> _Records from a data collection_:
※ ※ ※

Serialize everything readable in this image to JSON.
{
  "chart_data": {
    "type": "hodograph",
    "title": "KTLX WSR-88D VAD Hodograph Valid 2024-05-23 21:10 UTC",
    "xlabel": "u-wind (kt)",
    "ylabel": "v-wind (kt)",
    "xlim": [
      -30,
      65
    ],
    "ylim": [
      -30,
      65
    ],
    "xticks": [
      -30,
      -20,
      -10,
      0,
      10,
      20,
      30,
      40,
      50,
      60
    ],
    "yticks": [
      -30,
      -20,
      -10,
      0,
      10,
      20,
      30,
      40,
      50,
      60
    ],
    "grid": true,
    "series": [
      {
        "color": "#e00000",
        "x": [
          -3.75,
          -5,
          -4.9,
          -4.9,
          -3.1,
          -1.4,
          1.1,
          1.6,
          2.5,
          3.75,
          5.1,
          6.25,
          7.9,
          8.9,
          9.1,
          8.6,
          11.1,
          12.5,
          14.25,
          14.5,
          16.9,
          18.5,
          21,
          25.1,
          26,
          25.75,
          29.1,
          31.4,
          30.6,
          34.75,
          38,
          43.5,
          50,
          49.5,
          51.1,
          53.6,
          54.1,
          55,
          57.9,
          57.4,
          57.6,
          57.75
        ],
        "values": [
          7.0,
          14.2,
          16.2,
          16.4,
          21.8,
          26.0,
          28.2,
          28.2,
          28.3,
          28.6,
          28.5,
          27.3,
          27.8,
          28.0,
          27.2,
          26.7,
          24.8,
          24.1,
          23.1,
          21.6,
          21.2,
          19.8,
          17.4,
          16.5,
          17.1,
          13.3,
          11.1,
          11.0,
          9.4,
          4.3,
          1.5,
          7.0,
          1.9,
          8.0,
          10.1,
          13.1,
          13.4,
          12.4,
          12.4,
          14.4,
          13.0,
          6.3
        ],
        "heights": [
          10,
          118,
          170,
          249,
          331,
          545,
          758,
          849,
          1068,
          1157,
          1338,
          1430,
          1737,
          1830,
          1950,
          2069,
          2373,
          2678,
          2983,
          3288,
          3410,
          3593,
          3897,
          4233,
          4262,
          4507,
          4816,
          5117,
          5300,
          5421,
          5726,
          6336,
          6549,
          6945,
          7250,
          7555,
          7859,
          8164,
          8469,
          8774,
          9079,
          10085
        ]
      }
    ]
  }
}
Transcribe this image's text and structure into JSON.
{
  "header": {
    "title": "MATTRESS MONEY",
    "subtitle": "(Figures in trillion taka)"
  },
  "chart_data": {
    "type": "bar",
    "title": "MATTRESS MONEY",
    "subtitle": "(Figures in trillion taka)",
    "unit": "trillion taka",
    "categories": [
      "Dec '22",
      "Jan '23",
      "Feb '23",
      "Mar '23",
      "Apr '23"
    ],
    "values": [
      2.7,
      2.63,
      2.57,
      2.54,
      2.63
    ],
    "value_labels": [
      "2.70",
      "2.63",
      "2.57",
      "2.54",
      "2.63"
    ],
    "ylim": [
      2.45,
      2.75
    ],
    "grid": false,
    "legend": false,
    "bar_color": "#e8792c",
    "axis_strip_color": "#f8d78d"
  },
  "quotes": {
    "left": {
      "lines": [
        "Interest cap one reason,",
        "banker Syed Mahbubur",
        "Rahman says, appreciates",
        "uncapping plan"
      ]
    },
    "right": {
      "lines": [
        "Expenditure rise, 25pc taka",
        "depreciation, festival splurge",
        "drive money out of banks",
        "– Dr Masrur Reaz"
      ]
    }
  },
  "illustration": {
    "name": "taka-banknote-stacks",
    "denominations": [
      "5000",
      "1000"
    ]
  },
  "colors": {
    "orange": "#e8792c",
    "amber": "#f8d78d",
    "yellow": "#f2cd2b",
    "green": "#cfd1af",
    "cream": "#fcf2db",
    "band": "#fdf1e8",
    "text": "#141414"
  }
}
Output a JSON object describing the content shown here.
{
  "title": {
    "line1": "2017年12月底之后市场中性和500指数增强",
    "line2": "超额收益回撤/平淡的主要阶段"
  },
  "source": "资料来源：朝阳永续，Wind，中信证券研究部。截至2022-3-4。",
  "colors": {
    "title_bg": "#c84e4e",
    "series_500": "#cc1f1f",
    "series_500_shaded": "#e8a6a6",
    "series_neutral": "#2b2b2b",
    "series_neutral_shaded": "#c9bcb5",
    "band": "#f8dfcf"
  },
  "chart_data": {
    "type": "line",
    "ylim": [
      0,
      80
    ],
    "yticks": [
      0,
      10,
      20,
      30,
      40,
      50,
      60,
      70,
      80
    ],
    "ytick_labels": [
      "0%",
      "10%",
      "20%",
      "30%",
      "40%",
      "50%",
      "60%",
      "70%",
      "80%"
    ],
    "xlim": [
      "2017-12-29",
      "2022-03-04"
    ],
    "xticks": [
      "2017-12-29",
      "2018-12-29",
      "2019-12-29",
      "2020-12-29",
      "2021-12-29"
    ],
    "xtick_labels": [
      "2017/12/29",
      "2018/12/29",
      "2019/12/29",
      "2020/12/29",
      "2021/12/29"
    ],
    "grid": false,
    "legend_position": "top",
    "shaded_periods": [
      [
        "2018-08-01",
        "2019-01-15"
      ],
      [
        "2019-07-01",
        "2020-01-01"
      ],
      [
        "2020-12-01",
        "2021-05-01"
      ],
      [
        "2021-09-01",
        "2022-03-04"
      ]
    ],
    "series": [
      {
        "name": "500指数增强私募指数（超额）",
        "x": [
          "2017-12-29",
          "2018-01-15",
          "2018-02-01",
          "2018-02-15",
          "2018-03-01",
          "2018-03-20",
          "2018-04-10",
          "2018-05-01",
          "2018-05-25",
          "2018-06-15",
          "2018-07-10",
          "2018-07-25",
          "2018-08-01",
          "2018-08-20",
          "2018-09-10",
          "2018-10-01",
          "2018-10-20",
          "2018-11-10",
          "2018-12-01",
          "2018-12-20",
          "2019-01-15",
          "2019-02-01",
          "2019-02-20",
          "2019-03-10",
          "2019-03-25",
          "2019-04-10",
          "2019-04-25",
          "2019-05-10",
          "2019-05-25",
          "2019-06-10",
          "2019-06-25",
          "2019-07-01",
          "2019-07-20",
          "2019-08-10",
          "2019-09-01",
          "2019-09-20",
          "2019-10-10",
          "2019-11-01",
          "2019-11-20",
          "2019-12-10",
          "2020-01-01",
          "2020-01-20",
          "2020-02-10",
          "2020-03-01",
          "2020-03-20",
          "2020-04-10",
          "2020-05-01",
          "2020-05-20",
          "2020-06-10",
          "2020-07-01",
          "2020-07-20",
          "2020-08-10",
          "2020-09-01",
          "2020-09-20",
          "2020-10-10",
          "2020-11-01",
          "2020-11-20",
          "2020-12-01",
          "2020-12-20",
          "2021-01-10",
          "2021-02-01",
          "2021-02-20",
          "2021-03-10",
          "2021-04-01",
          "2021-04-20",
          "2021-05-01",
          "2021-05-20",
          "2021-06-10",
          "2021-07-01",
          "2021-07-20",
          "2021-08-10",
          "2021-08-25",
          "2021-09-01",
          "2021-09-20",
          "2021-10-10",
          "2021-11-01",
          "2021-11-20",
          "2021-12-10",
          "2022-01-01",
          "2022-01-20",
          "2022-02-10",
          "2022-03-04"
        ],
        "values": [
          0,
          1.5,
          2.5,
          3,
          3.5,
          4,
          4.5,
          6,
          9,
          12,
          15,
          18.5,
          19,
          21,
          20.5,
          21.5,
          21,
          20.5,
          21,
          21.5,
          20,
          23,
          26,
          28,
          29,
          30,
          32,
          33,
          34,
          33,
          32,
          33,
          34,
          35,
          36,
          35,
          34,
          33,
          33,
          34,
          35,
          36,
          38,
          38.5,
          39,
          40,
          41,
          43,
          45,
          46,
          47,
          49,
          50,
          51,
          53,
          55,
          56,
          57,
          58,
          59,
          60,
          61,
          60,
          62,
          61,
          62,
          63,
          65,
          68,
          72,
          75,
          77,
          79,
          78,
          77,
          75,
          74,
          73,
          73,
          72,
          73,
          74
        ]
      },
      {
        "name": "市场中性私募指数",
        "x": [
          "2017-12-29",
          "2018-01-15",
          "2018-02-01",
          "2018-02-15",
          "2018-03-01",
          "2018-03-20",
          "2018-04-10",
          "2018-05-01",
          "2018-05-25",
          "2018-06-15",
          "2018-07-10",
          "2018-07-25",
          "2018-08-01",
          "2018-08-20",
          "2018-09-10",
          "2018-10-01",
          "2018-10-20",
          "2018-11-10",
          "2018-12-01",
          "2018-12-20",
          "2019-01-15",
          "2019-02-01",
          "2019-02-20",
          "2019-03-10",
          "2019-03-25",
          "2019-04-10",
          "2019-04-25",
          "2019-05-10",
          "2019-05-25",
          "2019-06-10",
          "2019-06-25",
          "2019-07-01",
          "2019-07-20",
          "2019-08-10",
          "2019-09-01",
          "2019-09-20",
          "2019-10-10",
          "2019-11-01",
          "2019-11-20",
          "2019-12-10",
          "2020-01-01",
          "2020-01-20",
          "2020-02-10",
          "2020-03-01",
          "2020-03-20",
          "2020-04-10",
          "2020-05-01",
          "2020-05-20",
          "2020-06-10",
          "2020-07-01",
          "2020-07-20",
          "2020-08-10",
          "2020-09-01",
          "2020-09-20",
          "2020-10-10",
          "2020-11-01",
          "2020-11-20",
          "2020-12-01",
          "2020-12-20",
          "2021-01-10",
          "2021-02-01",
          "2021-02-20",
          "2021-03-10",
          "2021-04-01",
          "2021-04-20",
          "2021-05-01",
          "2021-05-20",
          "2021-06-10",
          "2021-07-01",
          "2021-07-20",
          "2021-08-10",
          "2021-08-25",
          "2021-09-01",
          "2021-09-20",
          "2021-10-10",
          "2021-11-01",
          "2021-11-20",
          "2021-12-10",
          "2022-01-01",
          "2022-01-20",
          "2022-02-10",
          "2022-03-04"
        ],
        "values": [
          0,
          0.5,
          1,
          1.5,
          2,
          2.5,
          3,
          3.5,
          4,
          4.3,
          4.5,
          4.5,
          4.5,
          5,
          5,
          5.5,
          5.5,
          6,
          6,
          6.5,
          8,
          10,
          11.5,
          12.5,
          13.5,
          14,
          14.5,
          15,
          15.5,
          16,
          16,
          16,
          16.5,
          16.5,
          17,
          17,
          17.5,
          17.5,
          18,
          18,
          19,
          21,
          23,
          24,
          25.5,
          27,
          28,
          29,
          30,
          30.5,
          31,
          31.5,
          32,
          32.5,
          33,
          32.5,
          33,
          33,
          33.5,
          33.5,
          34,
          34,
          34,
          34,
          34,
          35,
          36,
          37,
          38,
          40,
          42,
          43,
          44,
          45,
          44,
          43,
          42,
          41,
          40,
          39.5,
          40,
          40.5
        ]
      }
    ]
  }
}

※ ※ ※

> _TASK INSTRUCTIONS_:
Return the lines of the records that include the string "Figures".

> _ANSWER FOR THE TASK_:
    "subtitle": "(Figures in trillion taka)"
    "subtitle": "(Figures in trillion taka)",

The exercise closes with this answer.